▸ **Written problem**: Write out every entry exactly as it stands.

Figure record listings:
--*--

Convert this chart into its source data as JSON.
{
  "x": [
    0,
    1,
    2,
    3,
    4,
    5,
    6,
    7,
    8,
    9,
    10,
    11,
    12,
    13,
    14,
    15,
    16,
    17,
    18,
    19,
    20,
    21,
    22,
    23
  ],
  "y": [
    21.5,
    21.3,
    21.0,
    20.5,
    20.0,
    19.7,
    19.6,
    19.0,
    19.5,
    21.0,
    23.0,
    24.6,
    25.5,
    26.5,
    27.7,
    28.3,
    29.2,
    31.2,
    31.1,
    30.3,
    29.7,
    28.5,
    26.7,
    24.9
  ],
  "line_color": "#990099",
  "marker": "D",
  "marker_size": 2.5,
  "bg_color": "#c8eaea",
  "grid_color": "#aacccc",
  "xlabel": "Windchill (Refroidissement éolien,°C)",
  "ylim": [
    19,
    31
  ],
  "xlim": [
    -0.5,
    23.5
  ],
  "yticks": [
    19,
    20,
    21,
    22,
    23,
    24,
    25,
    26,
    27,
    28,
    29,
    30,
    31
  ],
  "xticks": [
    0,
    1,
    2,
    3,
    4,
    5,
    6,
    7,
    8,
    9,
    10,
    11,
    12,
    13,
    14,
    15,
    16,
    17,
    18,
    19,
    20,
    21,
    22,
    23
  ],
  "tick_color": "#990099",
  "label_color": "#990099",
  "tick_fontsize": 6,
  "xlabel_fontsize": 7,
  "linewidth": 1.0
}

--*--

▸ **The output**:
Convert this chart into its source data as JSON.
{
  "x": [
    0,
    1,
    2,
    3,
    4,
    5,
    6,
    7,
    8,
    9,
    10,
    11,
    12,
    13,
    14,
    15,
    16,
    17,
    18,
    19,
    20,
    21,
    22,
    23
  ],
  "y": [
    21.5,
    21.3,
    21.0,
    20.5,
    20.0,
    19.7,
    19.6,
    19.0,
    19.5,
    21.0,
    23.0,
    24.6,
    25.5,
    26.5,
    27.7,
    28.3,
    29.2,
    31.2,
    31.1,
    30.3,
    29.7,
    28.5,
    26.7,
    24.9
  ],
  "line_color": "#990099",
  "marker": "D",
  "marker_size": 2.5,
  "bg_color": "#c8eaea",
  "grid_color": "#aacccc",
  "xlabel": "Windchill (Refroidissement éolien,°C)",
  "ylim": [
    19,
    31
  ],
  "xlim": [
    -0.5,
    23.5
  ],
  "yticks": [
    19,
    20,
    21,
    22,
    23,
    24,
    25,
    26,
    27,
    28,
    29,
    30,
    31
  ],
  "xticks": [
    0,
    1,
    2,
    3,
    4,
    5,
    6,
    7,
    8,
    9,
    10,
    11,
    12,
    13,
    14,
    15,
    16,
    17,
    18,
    19,
    20,
    21,
    22,
    23
  ],
  "tick_color": "#990099",
  "label_color": "#990099",
  "tick_fontsize": 6,
  "xlabel_fontsize": 7,
  "linewidth": 1.0
}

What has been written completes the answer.